Extracted records
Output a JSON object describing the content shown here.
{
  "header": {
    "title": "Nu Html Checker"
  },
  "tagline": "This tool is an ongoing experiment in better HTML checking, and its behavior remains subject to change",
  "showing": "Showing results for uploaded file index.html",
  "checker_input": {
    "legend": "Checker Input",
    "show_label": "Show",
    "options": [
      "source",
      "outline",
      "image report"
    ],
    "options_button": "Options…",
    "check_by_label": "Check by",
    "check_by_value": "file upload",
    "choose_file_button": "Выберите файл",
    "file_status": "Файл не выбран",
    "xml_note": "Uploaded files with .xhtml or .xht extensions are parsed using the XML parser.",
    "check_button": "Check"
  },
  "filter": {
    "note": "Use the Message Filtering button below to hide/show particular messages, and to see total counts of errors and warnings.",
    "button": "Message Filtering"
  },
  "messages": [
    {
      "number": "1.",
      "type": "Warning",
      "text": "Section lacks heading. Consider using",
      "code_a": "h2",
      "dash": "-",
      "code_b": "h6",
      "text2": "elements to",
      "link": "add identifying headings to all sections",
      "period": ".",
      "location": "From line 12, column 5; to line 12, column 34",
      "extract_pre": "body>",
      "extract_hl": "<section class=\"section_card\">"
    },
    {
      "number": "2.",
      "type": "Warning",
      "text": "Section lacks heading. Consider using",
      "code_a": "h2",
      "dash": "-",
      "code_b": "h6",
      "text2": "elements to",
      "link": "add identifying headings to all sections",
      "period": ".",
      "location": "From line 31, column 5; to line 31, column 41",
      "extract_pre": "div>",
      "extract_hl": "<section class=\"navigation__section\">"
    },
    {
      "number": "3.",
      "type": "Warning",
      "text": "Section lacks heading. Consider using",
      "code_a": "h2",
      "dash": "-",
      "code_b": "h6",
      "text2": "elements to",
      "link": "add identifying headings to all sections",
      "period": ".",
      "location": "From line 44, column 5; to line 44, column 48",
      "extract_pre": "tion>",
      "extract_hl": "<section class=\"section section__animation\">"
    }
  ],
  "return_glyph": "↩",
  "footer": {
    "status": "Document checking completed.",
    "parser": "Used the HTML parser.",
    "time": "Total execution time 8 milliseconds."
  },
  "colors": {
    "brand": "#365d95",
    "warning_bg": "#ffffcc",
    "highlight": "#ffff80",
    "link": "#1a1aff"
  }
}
* * *
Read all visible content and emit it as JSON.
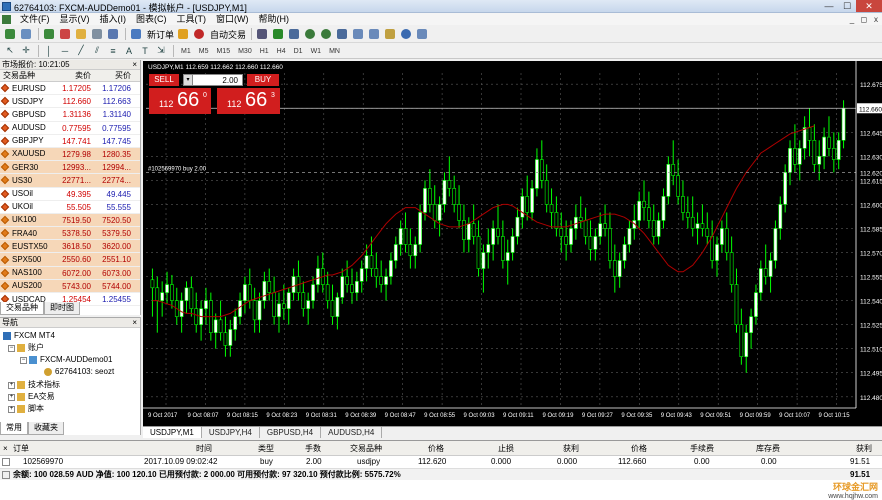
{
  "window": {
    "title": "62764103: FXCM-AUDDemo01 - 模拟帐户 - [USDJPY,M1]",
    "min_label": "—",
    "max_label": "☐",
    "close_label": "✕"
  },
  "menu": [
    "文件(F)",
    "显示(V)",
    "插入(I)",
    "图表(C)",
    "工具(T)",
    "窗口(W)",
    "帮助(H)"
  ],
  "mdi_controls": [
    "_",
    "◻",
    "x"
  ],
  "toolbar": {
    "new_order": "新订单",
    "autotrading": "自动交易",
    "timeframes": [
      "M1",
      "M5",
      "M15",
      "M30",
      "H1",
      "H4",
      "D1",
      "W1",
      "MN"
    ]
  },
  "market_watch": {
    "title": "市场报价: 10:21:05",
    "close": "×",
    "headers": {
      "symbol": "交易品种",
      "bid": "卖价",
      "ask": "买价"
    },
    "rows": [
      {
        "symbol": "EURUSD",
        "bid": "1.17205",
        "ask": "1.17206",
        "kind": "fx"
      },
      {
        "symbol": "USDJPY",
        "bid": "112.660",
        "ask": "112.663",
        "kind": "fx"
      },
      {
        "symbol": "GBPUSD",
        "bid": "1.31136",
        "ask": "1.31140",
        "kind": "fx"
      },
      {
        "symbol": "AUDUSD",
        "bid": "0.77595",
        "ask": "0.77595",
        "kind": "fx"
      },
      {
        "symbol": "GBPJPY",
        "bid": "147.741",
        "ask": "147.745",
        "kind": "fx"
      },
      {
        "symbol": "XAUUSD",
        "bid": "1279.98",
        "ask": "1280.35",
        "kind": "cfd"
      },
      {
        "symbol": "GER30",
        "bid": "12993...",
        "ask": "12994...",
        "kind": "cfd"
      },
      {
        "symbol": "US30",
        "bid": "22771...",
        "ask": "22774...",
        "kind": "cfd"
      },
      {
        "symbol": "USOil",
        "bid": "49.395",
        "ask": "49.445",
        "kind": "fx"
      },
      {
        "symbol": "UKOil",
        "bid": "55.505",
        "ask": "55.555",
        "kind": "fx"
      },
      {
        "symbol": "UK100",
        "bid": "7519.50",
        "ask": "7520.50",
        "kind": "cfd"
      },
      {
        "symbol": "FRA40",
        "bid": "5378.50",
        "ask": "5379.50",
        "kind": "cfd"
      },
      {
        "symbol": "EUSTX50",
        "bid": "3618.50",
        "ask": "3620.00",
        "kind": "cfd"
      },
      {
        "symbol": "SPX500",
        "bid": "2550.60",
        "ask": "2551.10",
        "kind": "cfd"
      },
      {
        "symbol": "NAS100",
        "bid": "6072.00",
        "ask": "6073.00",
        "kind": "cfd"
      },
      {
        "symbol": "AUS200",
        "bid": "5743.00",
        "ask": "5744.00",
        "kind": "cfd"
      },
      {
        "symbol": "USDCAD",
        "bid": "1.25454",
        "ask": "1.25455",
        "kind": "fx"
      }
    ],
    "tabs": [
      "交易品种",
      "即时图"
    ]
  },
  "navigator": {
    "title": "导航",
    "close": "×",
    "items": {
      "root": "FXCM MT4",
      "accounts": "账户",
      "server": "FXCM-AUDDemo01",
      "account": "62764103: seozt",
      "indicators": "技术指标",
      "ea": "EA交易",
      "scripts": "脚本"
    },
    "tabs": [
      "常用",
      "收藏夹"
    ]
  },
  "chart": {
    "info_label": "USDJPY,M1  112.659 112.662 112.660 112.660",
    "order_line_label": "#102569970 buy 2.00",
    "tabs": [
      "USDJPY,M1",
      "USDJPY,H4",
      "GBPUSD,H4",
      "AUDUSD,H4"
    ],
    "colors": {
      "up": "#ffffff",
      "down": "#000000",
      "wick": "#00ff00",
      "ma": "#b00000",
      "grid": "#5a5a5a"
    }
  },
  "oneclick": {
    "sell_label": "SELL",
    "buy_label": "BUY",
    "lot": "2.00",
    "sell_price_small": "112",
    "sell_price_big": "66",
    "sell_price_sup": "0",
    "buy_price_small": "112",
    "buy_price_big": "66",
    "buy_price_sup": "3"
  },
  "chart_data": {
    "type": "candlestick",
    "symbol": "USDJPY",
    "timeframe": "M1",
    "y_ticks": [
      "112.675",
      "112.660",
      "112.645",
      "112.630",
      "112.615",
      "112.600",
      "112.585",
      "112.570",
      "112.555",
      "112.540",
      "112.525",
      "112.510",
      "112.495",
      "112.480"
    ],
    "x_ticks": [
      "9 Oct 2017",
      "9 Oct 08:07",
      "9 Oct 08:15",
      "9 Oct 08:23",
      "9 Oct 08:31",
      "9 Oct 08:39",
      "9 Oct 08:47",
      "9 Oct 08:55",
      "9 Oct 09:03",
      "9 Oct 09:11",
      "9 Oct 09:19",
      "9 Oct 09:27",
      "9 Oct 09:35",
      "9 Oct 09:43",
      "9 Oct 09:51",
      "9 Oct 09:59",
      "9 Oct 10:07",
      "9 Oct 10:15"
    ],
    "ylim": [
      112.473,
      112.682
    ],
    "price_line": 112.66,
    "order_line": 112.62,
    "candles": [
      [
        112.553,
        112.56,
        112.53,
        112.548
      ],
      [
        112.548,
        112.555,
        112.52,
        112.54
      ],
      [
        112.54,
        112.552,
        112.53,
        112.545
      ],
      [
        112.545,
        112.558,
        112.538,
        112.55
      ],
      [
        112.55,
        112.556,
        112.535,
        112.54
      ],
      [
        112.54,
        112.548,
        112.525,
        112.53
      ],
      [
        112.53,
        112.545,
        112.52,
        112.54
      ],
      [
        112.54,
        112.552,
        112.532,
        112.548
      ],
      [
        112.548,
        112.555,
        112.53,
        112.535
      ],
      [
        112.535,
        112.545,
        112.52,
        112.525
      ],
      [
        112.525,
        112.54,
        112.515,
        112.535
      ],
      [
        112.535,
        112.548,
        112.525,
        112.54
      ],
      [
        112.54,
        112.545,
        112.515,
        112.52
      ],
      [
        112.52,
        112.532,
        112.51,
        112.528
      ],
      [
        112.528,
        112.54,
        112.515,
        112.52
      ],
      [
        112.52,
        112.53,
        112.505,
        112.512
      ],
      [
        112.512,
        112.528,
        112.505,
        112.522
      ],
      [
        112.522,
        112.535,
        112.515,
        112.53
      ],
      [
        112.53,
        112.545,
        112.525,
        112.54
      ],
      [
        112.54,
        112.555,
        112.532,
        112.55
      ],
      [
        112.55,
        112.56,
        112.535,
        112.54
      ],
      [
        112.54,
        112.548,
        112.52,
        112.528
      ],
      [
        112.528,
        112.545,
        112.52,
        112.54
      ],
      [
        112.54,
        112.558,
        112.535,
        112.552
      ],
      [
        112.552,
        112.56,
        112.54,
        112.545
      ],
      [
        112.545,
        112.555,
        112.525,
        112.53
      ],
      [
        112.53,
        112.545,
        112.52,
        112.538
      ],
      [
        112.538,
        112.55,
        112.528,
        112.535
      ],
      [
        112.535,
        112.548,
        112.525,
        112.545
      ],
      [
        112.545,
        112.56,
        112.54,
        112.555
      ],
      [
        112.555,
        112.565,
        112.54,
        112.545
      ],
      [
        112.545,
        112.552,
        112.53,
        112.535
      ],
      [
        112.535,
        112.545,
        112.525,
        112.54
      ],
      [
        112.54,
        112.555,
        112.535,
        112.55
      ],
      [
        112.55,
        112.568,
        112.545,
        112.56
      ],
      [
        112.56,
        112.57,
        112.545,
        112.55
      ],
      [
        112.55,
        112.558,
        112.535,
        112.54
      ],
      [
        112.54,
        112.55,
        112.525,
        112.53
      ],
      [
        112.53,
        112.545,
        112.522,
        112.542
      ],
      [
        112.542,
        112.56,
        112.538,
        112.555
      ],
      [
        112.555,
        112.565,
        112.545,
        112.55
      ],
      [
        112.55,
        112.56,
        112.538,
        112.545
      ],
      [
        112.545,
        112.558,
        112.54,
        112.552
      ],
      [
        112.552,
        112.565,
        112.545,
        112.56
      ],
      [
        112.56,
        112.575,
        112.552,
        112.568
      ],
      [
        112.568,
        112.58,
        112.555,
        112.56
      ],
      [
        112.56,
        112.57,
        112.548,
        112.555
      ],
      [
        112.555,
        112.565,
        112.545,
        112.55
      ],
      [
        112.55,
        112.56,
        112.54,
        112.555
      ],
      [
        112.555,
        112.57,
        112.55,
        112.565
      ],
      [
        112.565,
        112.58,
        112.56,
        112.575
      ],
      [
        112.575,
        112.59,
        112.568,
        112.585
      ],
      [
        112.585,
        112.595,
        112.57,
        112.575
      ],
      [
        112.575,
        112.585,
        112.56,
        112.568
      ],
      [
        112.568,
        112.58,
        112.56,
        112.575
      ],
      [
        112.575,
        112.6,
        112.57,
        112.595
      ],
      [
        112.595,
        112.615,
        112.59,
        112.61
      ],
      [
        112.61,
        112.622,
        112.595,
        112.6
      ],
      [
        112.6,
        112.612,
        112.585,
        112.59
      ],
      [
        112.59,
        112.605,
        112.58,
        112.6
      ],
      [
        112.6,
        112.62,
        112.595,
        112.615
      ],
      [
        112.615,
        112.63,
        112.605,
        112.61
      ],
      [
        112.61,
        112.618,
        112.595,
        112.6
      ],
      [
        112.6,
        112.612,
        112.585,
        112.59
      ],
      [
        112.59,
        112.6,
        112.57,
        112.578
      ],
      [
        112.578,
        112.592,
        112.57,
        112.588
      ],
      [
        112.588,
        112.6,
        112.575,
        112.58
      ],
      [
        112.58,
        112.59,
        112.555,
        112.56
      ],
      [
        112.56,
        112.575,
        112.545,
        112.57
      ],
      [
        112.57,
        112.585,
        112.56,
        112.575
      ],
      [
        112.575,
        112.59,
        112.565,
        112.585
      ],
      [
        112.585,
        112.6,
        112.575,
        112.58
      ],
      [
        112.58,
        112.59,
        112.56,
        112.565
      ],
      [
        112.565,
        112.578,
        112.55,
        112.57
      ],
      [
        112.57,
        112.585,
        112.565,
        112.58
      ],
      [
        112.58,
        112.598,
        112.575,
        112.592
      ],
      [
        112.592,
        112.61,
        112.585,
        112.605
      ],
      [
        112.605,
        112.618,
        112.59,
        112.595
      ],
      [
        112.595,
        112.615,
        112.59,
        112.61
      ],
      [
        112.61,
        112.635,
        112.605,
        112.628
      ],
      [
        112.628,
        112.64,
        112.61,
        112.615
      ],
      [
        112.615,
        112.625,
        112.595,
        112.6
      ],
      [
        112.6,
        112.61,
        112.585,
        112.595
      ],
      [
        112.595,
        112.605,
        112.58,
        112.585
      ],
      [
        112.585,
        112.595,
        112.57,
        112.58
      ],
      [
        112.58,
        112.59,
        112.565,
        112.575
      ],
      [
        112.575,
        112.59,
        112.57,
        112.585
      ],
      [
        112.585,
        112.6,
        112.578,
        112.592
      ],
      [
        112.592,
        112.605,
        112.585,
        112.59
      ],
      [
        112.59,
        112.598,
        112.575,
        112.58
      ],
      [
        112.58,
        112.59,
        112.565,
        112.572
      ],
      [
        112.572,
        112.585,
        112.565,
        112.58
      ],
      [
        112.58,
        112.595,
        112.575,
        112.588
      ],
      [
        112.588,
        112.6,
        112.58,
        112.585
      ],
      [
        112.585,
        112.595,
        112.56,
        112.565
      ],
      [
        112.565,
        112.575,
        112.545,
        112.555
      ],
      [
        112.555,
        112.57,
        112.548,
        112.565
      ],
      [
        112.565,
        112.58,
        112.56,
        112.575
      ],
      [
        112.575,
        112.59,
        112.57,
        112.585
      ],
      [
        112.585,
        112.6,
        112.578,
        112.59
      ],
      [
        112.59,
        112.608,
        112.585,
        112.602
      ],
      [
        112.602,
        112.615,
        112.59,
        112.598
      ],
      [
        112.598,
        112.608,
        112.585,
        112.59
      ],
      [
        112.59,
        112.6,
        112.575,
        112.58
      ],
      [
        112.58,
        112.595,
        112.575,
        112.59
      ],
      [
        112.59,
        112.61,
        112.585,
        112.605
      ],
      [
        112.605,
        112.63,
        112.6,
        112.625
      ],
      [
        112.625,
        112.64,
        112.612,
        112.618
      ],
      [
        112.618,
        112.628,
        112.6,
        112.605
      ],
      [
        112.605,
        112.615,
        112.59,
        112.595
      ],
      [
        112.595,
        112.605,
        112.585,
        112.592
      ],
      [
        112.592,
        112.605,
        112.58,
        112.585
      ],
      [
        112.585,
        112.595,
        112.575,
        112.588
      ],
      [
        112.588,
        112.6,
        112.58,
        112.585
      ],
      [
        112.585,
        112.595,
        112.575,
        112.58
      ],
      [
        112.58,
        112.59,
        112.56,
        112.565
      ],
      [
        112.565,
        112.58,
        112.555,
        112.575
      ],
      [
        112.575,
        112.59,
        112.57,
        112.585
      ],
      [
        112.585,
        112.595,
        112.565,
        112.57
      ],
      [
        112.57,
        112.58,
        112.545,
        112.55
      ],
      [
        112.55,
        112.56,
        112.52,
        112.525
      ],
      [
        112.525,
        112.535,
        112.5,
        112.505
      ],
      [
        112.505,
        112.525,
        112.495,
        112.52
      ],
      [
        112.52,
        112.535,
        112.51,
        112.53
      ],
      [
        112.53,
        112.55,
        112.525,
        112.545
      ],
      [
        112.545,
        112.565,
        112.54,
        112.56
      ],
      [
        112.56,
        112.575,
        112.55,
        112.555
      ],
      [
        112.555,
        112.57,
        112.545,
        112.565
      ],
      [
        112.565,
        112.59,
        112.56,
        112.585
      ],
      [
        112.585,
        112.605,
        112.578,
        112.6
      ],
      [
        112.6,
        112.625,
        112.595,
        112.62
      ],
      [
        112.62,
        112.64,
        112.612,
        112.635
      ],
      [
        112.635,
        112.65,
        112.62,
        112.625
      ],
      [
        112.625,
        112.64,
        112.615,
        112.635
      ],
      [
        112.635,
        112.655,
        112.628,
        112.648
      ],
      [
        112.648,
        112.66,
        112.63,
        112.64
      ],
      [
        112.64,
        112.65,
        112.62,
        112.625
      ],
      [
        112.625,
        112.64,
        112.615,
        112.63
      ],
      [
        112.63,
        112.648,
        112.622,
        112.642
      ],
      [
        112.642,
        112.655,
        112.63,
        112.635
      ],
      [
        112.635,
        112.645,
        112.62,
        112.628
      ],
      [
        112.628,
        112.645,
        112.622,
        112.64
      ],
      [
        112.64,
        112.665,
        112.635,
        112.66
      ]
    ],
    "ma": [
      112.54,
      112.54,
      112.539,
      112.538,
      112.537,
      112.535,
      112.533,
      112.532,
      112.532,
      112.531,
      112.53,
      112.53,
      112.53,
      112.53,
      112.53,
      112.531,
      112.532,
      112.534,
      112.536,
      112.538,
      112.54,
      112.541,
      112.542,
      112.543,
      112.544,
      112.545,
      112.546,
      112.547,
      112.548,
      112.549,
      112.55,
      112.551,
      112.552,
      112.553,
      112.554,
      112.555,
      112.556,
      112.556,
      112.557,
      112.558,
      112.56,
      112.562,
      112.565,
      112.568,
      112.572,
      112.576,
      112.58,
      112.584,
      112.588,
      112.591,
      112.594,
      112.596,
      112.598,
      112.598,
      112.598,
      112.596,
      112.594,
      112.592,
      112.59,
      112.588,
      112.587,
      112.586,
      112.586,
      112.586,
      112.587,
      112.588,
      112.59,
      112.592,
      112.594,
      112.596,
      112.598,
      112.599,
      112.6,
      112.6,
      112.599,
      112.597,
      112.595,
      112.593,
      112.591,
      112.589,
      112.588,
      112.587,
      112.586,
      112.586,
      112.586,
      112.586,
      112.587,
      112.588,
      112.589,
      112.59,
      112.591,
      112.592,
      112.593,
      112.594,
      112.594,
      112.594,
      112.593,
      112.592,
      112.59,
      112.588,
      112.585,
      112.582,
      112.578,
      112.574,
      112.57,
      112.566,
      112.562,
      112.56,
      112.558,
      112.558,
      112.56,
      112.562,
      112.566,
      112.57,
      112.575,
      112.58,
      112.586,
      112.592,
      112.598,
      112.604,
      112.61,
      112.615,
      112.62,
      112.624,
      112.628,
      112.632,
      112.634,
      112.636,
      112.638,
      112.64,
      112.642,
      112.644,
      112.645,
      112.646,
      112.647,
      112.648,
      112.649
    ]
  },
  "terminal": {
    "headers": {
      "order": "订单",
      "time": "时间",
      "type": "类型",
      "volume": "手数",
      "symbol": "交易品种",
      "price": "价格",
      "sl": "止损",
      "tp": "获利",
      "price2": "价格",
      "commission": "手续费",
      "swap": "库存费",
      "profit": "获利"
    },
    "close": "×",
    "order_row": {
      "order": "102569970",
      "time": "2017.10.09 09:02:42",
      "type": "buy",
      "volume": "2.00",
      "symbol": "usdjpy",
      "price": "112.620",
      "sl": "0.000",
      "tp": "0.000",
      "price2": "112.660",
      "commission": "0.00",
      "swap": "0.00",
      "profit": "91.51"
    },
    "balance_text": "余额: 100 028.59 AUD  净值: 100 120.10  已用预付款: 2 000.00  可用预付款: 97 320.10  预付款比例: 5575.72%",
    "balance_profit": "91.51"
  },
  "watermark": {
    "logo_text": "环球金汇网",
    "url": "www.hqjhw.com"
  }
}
* * *
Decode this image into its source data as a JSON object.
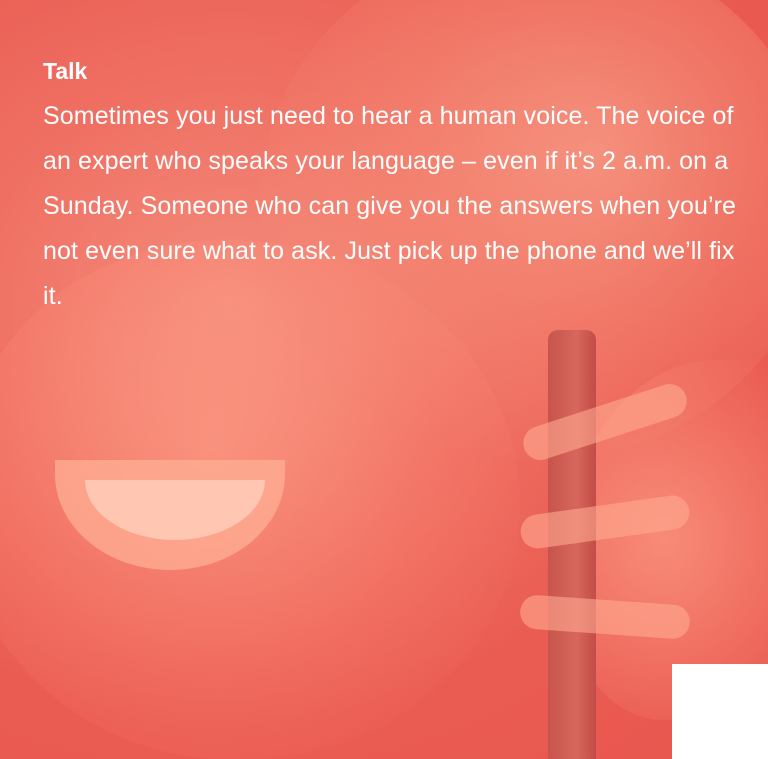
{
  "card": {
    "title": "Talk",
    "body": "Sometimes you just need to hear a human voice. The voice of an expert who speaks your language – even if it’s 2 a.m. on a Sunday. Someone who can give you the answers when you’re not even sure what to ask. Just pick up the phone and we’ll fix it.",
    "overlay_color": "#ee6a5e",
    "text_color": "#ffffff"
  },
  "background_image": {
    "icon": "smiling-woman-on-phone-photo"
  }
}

» Stated exercise
Report all lines of the material that contain the word "class".

» Answer to the task
      "extract_hl": "<section class=\"section_card\">"
      "extract_hl": "<section class=\"navigation__section\">"
      "extract_hl": "<section class=\"section section__animation\">"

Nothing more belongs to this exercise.